#### [Goal]
Quote every row below verbatim, leaving out the picture.

——

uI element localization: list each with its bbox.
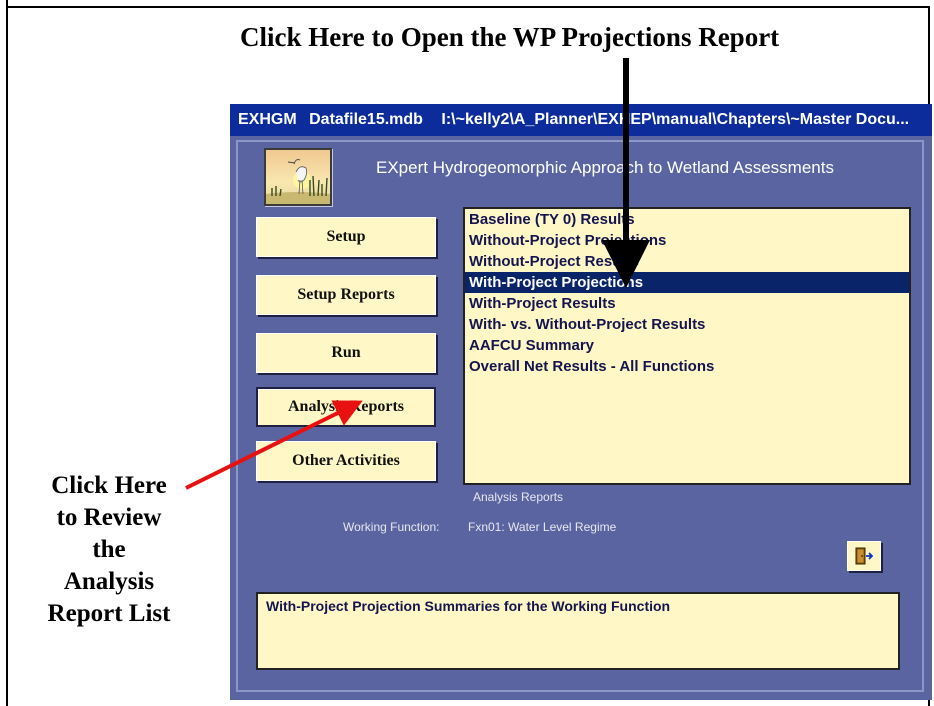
working-function-label: Working Function: [343, 520, 440, 534]
title-app: EXHGM [238, 111, 297, 128]
setup-button[interactable]: Setup [256, 217, 436, 257]
title-database: Datafile15.mdb [309, 111, 423, 128]
exit-door-icon [855, 547, 874, 565]
window-title-bar[interactable]: EXHGM Datafile15.mdb I:\~kelly2\A_Planne… [230, 104, 932, 136]
report-item[interactable]: Overall Net Results - All Functions [465, 356, 909, 377]
report-listbox[interactable]: Baseline (TY 0) Results Without-Project … [463, 207, 911, 485]
other-activities-button[interactable]: Other Activities [256, 441, 436, 481]
analysis-reports-button[interactable]: Analysis Reports [256, 387, 436, 427]
heron-logo-icon [266, 150, 330, 204]
report-item[interactable]: Without-Project Projections [465, 230, 909, 251]
title-path: I:\~kelly2\A_Planner\EXHEP\manual\Chapte… [441, 111, 910, 128]
callout-line: Analysis [63, 568, 155, 595]
page-border-left [6, 0, 8, 706]
app-title: EXpert Hydrogeomorphic Approach to Wetla… [376, 158, 834, 177]
callout-line: the [92, 536, 126, 563]
callout-open-wp-projections: Click Here to Open the WP Projections Re… [240, 22, 780, 52]
report-item[interactable]: Baseline (TY 0) Results [465, 209, 909, 230]
callout-line: Click Here [51, 472, 167, 499]
report-item-selected[interactable]: With-Project Projections [465, 272, 909, 293]
callout-review-report-list: Click Here to Review the Analysis Report… [10, 470, 208, 630]
report-item[interactable]: With-Project Results [465, 293, 909, 314]
page-border-top [6, 6, 930, 8]
exit-button[interactable] [847, 541, 881, 571]
list-caption: Analysis Reports [473, 490, 564, 504]
report-item[interactable]: Without-Project Results [465, 251, 909, 272]
report-description-box: With-Project Projection Summaries for th… [256, 592, 900, 670]
report-item[interactable]: AAFCU Summary [465, 335, 909, 356]
working-function-value: Fxn01: Water Level Regime [468, 520, 617, 534]
setup-reports-button[interactable]: Setup Reports [256, 275, 436, 315]
callout-line: Report List [47, 600, 171, 627]
heron-logo [264, 148, 332, 206]
report-item[interactable]: With- vs. Without-Project Results [465, 314, 909, 335]
run-button[interactable]: Run [256, 333, 436, 373]
exhgm-window: EXHGM Datafile15.mdb I:\~kelly2\A_Planne… [230, 104, 932, 700]
callout-line: to Review [56, 504, 162, 531]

——

#### [Solution for this task]
uI element localization: list each with its bbox.
working-function-label: Working Function: [343, 520, 440, 534]
title-app: EXHGM [238, 111, 297, 128]
setup-button[interactable]: Setup [256, 217, 436, 257]
title-database: Datafile15.mdb [309, 111, 423, 128]
exit-door-icon [855, 547, 874, 565]
window-title-bar[interactable]: EXHGM Datafile15.mdb I:\~kelly2\A_Planne… [230, 104, 932, 136]
report-item[interactable]: Overall Net Results - All Functions [465, 356, 909, 377]
report-listbox[interactable]: Baseline (TY 0) Results Without-Project … [463, 207, 911, 485]
other-activities-button[interactable]: Other Activities [256, 441, 436, 481]
analysis-reports-button[interactable]: Analysis Reports [256, 387, 436, 427]
heron-logo-icon [266, 150, 330, 204]
report-item[interactable]: Without-Project Projections [465, 230, 909, 251]
title-path: I:\~kelly2\A_Planner\EXHEP\manual\Chapte… [441, 111, 910, 128]
callout-line: Analysis [63, 568, 155, 595]
page-border-left [6, 0, 8, 706]
app-title: EXpert Hydrogeomorphic Approach to Wetla… [376, 158, 834, 177]
callout-line: the [92, 536, 126, 563]
callout-open-wp-projections: Click Here to Open the WP Projections Re… [240, 22, 780, 52]
report-item[interactable]: Baseline (TY 0) Results [465, 209, 909, 230]
callout-line: Click Here [51, 472, 167, 499]
report-item-selected[interactable]: With-Project Projections [465, 272, 909, 293]
callout-review-report-list: Click Here to Review the Analysis Report… [10, 470, 208, 630]
report-item[interactable]: With-Project Results [465, 293, 909, 314]
page-border-top [6, 6, 930, 8]
exit-button[interactable] [847, 541, 881, 571]
list-caption: Analysis Reports [473, 490, 564, 504]
report-item[interactable]: Without-Project Results [465, 251, 909, 272]
report-description-box: With-Project Projection Summaries for th… [256, 592, 900, 670]
report-item[interactable]: AAFCU Summary [465, 335, 909, 356]
working-function-value: Fxn01: Water Level Regime [468, 520, 617, 534]
setup-reports-button[interactable]: Setup Reports [256, 275, 436, 315]
callout-line: Report List [47, 600, 171, 627]
heron-logo [264, 148, 332, 206]
report-item[interactable]: With- vs. Without-Project Results [465, 314, 909, 335]
run-button[interactable]: Run [256, 333, 436, 373]
exhgm-window: EXHGM Datafile15.mdb I:\~kelly2\A_Planne… [230, 104, 932, 700]
callout-line: to Review [56, 504, 162, 531]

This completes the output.